====== PROVIDED ENTRIES

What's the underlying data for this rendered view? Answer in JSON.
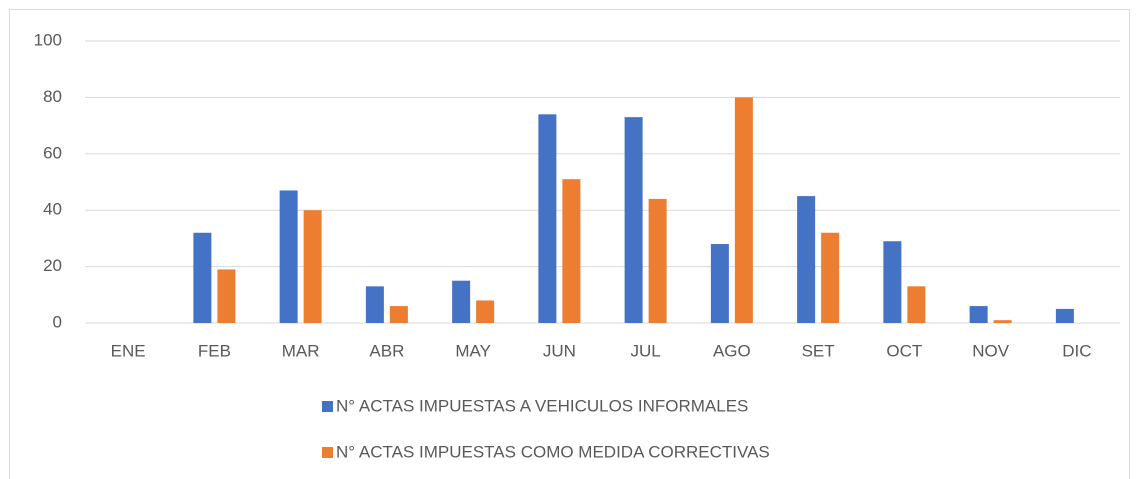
{
  "chart_data": {
    "type": "bar",
    "categories": [
      "ENE",
      "FEB",
      "MAR",
      "ABR",
      "MAY",
      "JUN",
      "JUL",
      "AGO",
      "SET",
      "OCT",
      "NOV",
      "DIC"
    ],
    "series": [
      {
        "name": "N° ACTAS IMPUESTAS A VEHICULOS INFORMALES",
        "color": "#4472c4",
        "values": [
          0,
          32,
          47,
          13,
          15,
          74,
          73,
          28,
          45,
          29,
          6,
          5
        ]
      },
      {
        "name": "N° ACTAS IMPUESTAS COMO MEDIDA CORRECTIVAS",
        "color": "#ed7d31",
        "values": [
          0,
          19,
          40,
          6,
          8,
          51,
          44,
          80,
          32,
          13,
          1,
          0
        ]
      }
    ],
    "ylim": [
      0,
      100
    ],
    "yticks": [
      0,
      20,
      40,
      60,
      80,
      100
    ],
    "grid": true,
    "legend": "bottom"
  }
}
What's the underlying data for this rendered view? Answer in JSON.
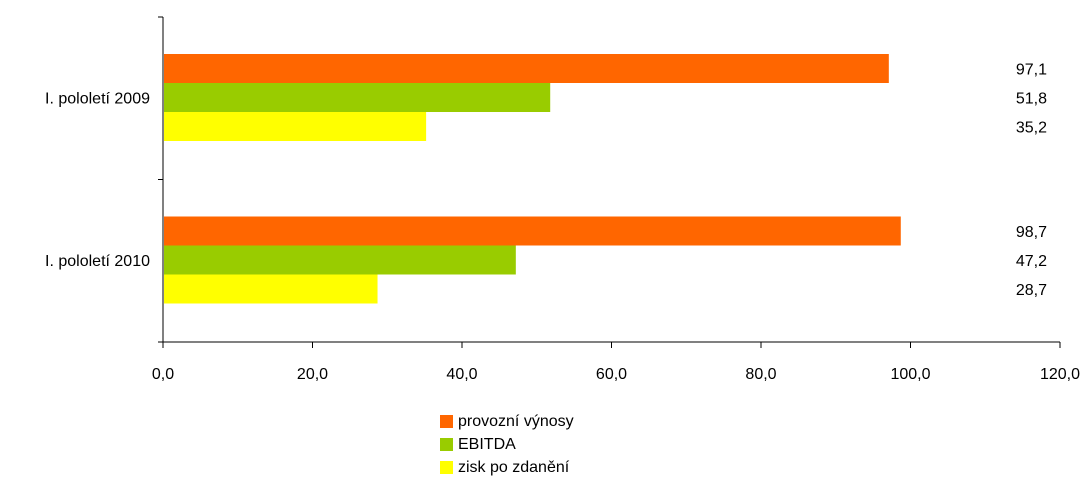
{
  "chart_data": {
    "type": "bar",
    "orientation": "horizontal",
    "categories": [
      "I. pololetí 2009",
      "I. pololetí 2010"
    ],
    "series": [
      {
        "name": "provozní výnosy",
        "color": "#ff6600",
        "values": [
          97.1,
          98.7
        ],
        "labels": [
          "97,1",
          "98,7"
        ]
      },
      {
        "name": "EBITDA",
        "color": "#99cc00",
        "values": [
          51.8,
          47.2
        ],
        "labels": [
          "51,8",
          "47,2"
        ]
      },
      {
        "name": "zisk po zdanění",
        "color": "#ffff00",
        "values": [
          35.2,
          28.7
        ],
        "labels": [
          "35,2",
          "28,7"
        ]
      }
    ],
    "xlim": [
      0,
      120
    ],
    "xticks": [
      0,
      20,
      40,
      60,
      80,
      100,
      120
    ],
    "xtick_labels": [
      "0,0",
      "20,0",
      "40,0",
      "60,0",
      "80,0",
      "100,0",
      "120,0"
    ],
    "grid": false,
    "legend_position": "bottom"
  }
}
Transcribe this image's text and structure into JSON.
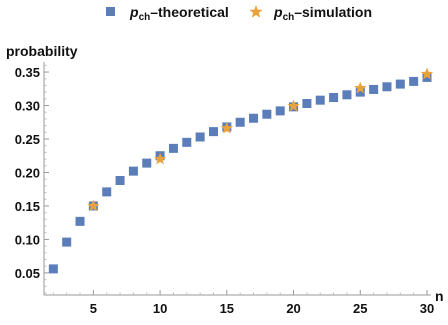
{
  "chart_data": {
    "type": "scatter",
    "title": "",
    "xlabel": "n",
    "ylabel": "probability",
    "xlim": [
      1.3,
      30.3
    ],
    "ylim": [
      0.017,
      0.365
    ],
    "x_ticks": [
      5,
      10,
      15,
      20,
      25,
      30
    ],
    "y_ticks": [
      0.05,
      0.1,
      0.15,
      0.2,
      0.25,
      0.3,
      0.35
    ],
    "x_tick_labels": [
      "5",
      "10",
      "15",
      "20",
      "25",
      "30"
    ],
    "y_tick_labels": [
      "0.05",
      "0.10",
      "0.15",
      "0.20",
      "0.25",
      "0.30",
      "0.35"
    ],
    "grid": false,
    "legend": "top",
    "series": [
      {
        "name_main": "p",
        "name_sub": "ch",
        "name_suffix": "–theoretical",
        "marker": "square",
        "color": "#5B7DB9",
        "x": [
          2,
          3,
          4,
          5,
          6,
          7,
          8,
          9,
          10,
          11,
          12,
          13,
          14,
          15,
          16,
          17,
          18,
          19,
          20,
          21,
          22,
          23,
          24,
          25,
          26,
          27,
          28,
          29,
          30
        ],
        "y": [
          0.056,
          0.096,
          0.127,
          0.15,
          0.171,
          0.188,
          0.202,
          0.214,
          0.225,
          0.236,
          0.245,
          0.253,
          0.261,
          0.268,
          0.275,
          0.281,
          0.287,
          0.292,
          0.298,
          0.303,
          0.308,
          0.312,
          0.316,
          0.32,
          0.324,
          0.328,
          0.332,
          0.336,
          0.342
        ]
      },
      {
        "name_main": "p",
        "name_sub": "ch",
        "name_suffix": "–simulation",
        "marker": "star",
        "color": "#E8A33D",
        "x": [
          5,
          10,
          15,
          20,
          25,
          30
        ],
        "y": [
          0.15,
          0.22,
          0.266,
          0.299,
          0.326,
          0.347
        ]
      }
    ]
  }
}
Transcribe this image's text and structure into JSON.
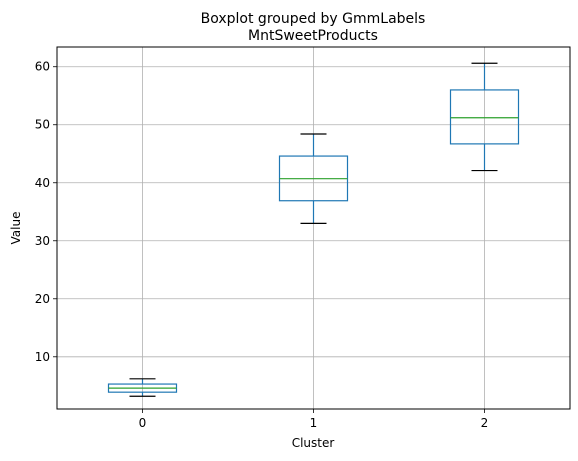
{
  "chart_data": {
    "type": "boxplot",
    "suptitle": "Boxplot grouped by GmmLabels",
    "title": "MntSweetProducts",
    "xlabel": "Cluster",
    "ylabel": "Value",
    "categories": [
      "0",
      "1",
      "2"
    ],
    "boxes": [
      {
        "category": "0",
        "whisker_low": 3.2,
        "q1": 3.9,
        "median": 4.6,
        "q3": 5.3,
        "whisker_high": 6.2
      },
      {
        "category": "1",
        "whisker_low": 33.0,
        "q1": 36.9,
        "median": 40.7,
        "q3": 44.6,
        "whisker_high": 48.4
      },
      {
        "category": "2",
        "whisker_low": 42.1,
        "q1": 46.7,
        "median": 51.2,
        "q3": 56.0,
        "whisker_high": 60.6
      }
    ],
    "ylim": [
      1.0,
      63.4
    ],
    "yticks": [
      10,
      20,
      30,
      40,
      50,
      60
    ],
    "grid": true,
    "colors": {
      "box": "#1f77b4",
      "median": "#2ca02c",
      "whisker_cap": "#000000",
      "grid": "#b0b0b0"
    }
  }
}
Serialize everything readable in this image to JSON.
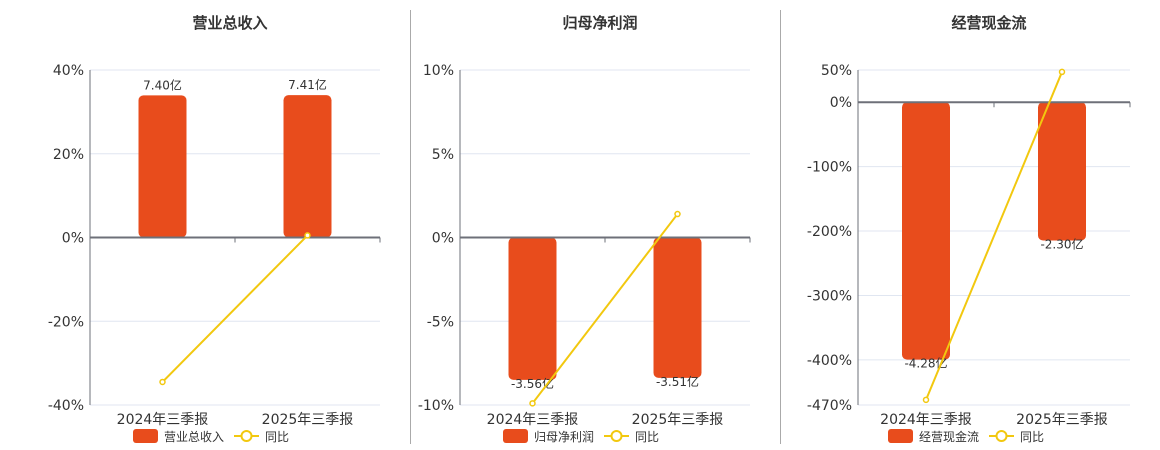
{
  "colors": {
    "bar": "#e84c1c",
    "line": "#f2c80f",
    "axis": "#6e7079",
    "grid": "#e0e6f1",
    "text": "#333333"
  },
  "chart_data": [
    {
      "type": "bar+line",
      "title": "营业总收入",
      "categories": [
        "2024年三季报",
        "2025年三季报"
      ],
      "bar_series": {
        "name": "营业总收入",
        "values": [
          7.4,
          7.41
        ],
        "labels": [
          "7.40亿",
          "7.41亿"
        ],
        "unit": "亿"
      },
      "line_series": {
        "name": "同比",
        "values": [
          -34.5,
          0.5
        ],
        "unit": "%"
      },
      "y_ticks": [
        "40%",
        "20%",
        "0%",
        "-20%",
        "-40%"
      ],
      "y_tick_values": [
        40,
        20,
        0,
        -20,
        -40
      ],
      "ylim": [
        -40,
        40
      ],
      "grid": true,
      "legend": "bottom"
    },
    {
      "type": "bar+line",
      "title": "归母净利润",
      "categories": [
        "2024年三季报",
        "2025年三季报"
      ],
      "bar_series": {
        "name": "归母净利润",
        "values": [
          -3.56,
          -3.51
        ],
        "labels": [
          "-3.56亿",
          "-3.51亿"
        ],
        "unit": "亿"
      },
      "line_series": {
        "name": "同比",
        "values": [
          -9.9,
          1.4
        ],
        "unit": "%"
      },
      "y_ticks": [
        "10%",
        "5%",
        "0%",
        "-5%",
        "-10%"
      ],
      "y_tick_values": [
        10,
        5,
        0,
        -5,
        -10
      ],
      "ylim": [
        -10,
        10
      ],
      "grid": true,
      "legend": "bottom"
    },
    {
      "type": "bar+line",
      "title": "经营现金流",
      "categories": [
        "2024年三季报",
        "2025年三季报"
      ],
      "bar_series": {
        "name": "经营现金流",
        "values": [
          -4.28,
          -2.3
        ],
        "labels": [
          "-4.28亿",
          "-2.30亿"
        ],
        "unit": "亿"
      },
      "line_series": {
        "name": "同比",
        "values": [
          -462,
          47
        ],
        "unit": "%"
      },
      "y_ticks": [
        "50%",
        "0%",
        "-100%",
        "-200%",
        "-300%",
        "-400%",
        "-470%"
      ],
      "y_tick_values": [
        50,
        0,
        -100,
        -200,
        -300,
        -400,
        -470
      ],
      "ylim": [
        -470,
        50
      ],
      "grid": true,
      "legend": "bottom"
    }
  ]
}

============

- TASK DETAILS
Skip the images and write out the rest of the listing exactly.

- SOLUTION TO THIS EXERCISE
What's the underlying data for this rendered view? Answer in JSON.
{
  "chart_data": {
    "type": "bar",
    "categories": [
      "ENE",
      "FEB",
      "MAR",
      "ABR",
      "MAY",
      "JUN",
      "JUL",
      "AGO",
      "SET",
      "OCT",
      "NOV",
      "DIC"
    ],
    "series": [
      {
        "name": "N° ACTAS IMPUESTAS A VEHICULOS INFORMALES",
        "color": "#4472c4",
        "values": [
          0,
          32,
          47,
          13,
          15,
          74,
          73,
          28,
          45,
          29,
          6,
          5
        ]
      },
      {
        "name": "N° ACTAS IMPUESTAS COMO MEDIDA CORRECTIVAS",
        "color": "#ed7d31",
        "values": [
          0,
          19,
          40,
          6,
          8,
          51,
          44,
          80,
          32,
          13,
          1,
          0
        ]
      }
    ],
    "ylim": [
      0,
      100
    ],
    "yticks": [
      0,
      20,
      40,
      60,
      80,
      100
    ],
    "grid": true,
    "legend": "bottom"
  }
}
What's the underlying data for this rendered view? Answer in JSON.
{
  "chart_data": {
    "type": "bar",
    "orientation": "horizontal",
    "categories": [
      "I. pololetí 2009",
      "I. pololetí 2010"
    ],
    "series": [
      {
        "name": "provozní výnosy",
        "color": "#ff6600",
        "values": [
          97.1,
          98.7
        ],
        "labels": [
          "97,1",
          "98,7"
        ]
      },
      {
        "name": "EBITDA",
        "color": "#99cc00",
        "values": [
          51.8,
          47.2
        ],
        "labels": [
          "51,8",
          "47,2"
        ]
      },
      {
        "name": "zisk po zdanění",
        "color": "#ffff00",
        "values": [
          35.2,
          28.7
        ],
        "labels": [
          "35,2",
          "28,7"
        ]
      }
    ],
    "xlim": [
      0,
      120
    ],
    "xticks": [
      0,
      20,
      40,
      60,
      80,
      100,
      120
    ],
    "xtick_labels": [
      "0,0",
      "20,0",
      "40,0",
      "60,0",
      "80,0",
      "100,0",
      "120,0"
    ],
    "grid": false,
    "legend_position": "bottom"
  }
}
Transcribe this image's text and structure into JSON.
{
  "chart_data": {
    "type": "scatter",
    "title": "",
    "xlabel": "n",
    "ylabel": "probability",
    "xlim": [
      1.3,
      30.3
    ],
    "ylim": [
      0.017,
      0.365
    ],
    "x_ticks": [
      5,
      10,
      15,
      20,
      25,
      30
    ],
    "y_ticks": [
      0.05,
      0.1,
      0.15,
      0.2,
      0.25,
      0.3,
      0.35
    ],
    "x_tick_labels": [
      "5",
      "10",
      "15",
      "20",
      "25",
      "30"
    ],
    "y_tick_labels": [
      "0.05",
      "0.10",
      "0.15",
      "0.20",
      "0.25",
      "0.30",
      "0.35"
    ],
    "grid": false,
    "legend": "top",
    "series": [
      {
        "name_main": "p",
        "name_sub": "ch",
        "name_suffix": "–theoretical",
        "marker": "square",
        "color": "#5B7DB9",
        "x": [
          2,
          3,
          4,
          5,
          6,
          7,
          8,
          9,
          10,
          11,
          12,
          13,
          14,
          15,
          16,
          17,
          18,
          19,
          20,
          21,
          22,
          23,
          24,
          25,
          26,
          27,
          28,
          29,
          30
        ],
        "y": [
          0.056,
          0.096,
          0.127,
          0.15,
          0.171,
          0.188,
          0.202,
          0.214,
          0.225,
          0.236,
          0.245,
          0.253,
          0.261,
          0.268,
          0.275,
          0.281,
          0.287,
          0.292,
          0.298,
          0.303,
          0.308,
          0.312,
          0.316,
          0.32,
          0.324,
          0.328,
          0.332,
          0.336,
          0.342
        ]
      },
      {
        "name_main": "p",
        "name_sub": "ch",
        "name_suffix": "–simulation",
        "marker": "star",
        "color": "#E8A33D",
        "x": [
          5,
          10,
          15,
          20,
          25,
          30
        ],
        "y": [
          0.15,
          0.22,
          0.266,
          0.299,
          0.326,
          0.347
        ]
      }
    ]
  }
}
Transcribe this image's text and structure into JSON.
{
  "chart_data": {
    "type": "boxplot",
    "suptitle": "Boxplot grouped by GmmLabels",
    "title": "MntSweetProducts",
    "xlabel": "Cluster",
    "ylabel": "Value",
    "categories": [
      "0",
      "1",
      "2"
    ],
    "boxes": [
      {
        "category": "0",
        "whisker_low": 3.2,
        "q1": 3.9,
        "median": 4.6,
        "q3": 5.3,
        "whisker_high": 6.2
      },
      {
        "category": "1",
        "whisker_low": 33.0,
        "q1": 36.9,
        "median": 40.7,
        "q3": 44.6,
        "whisker_high": 48.4
      },
      {
        "category": "2",
        "whisker_low": 42.1,
        "q1": 46.7,
        "median": 51.2,
        "q3": 56.0,
        "whisker_high": 60.6
      }
    ],
    "ylim": [
      1.0,
      63.4
    ],
    "yticks": [
      10,
      20,
      30,
      40,
      50,
      60
    ],
    "grid": true,
    "colors": {
      "box": "#1f77b4",
      "median": "#2ca02c",
      "whisker_cap": "#000000",
      "grid": "#b0b0b0"
    }
  }
}
Serialize everything readable in this image to JSON.
{
  "colors": {
    "bar": "#e84c1c",
    "line": "#f2c80f",
    "axis": "#6e7079",
    "grid": "#e0e6f1",
    "text": "#333333"
  },
  "chart_data": [
    {
      "type": "bar+line",
      "title": "营业总收入",
      "categories": [
        "2024年三季报",
        "2025年三季报"
      ],
      "bar_series": {
        "name": "营业总收入",
        "values": [
          7.4,
          7.41
        ],
        "labels": [
          "7.40亿",
          "7.41亿"
        ],
        "unit": "亿"
      },
      "line_series": {
        "name": "同比",
        "values": [
          -34.5,
          0.5
        ],
        "unit": "%"
      },
      "y_ticks": [
        "40%",
        "20%",
        "0%",
        "-20%",
        "-40%"
      ],
      "y_tick_values": [
        40,
        20,
        0,
        -20,
        -40
      ],
      "ylim": [
        -40,
        40
      ],
      "grid": true,
      "legend": "bottom"
    },
    {
      "type": "bar+line",
      "title": "归母净利润",
      "categories": [
        "2024年三季报",
        "2025年三季报"
      ],
      "bar_series": {
        "name": "归母净利润",
        "values": [
          -3.56,
          -3.51
        ],
        "labels": [
          "-3.56亿",
          "-3.51亿"
        ],
        "unit": "亿"
      },
      "line_series": {
        "name": "同比",
        "values": [
          -9.9,
          1.4
        ],
        "unit": "%"
      },
      "y_ticks": [
        "10%",
        "5%",
        "0%",
        "-5%",
        "-10%"
      ],
      "y_tick_values": [
        10,
        5,
        0,
        -5,
        -10
      ],
      "ylim": [
        -10,
        10
      ],
      "grid": true,
      "legend": "bottom"
    },
    {
      "type": "bar+line",
      "title": "经营现金流",
      "categories": [
        "2024年三季报",
        "2025年三季报"
      ],
      "bar_series": {
        "name": "经营现金流",
        "values": [
          -4.28,
          -2.3
        ],
        "labels": [
          "-4.28亿",
          "-2.30亿"
        ],
        "unit": "亿"
      },
      "line_series": {
        "name": "同比",
        "values": [
          -462,
          47
        ],
        "unit": "%"
      },
      "y_ticks": [
        "50%",
        "0%",
        "-100%",
        "-200%",
        "-300%",
        "-400%",
        "-470%"
      ],
      "y_tick_values": [
        50,
        0,
        -100,
        -200,
        -300,
        -400,
        -470
      ],
      "ylim": [
        -470,
        50
      ],
      "grid": true,
      "legend": "bottom"
    }
  ]
}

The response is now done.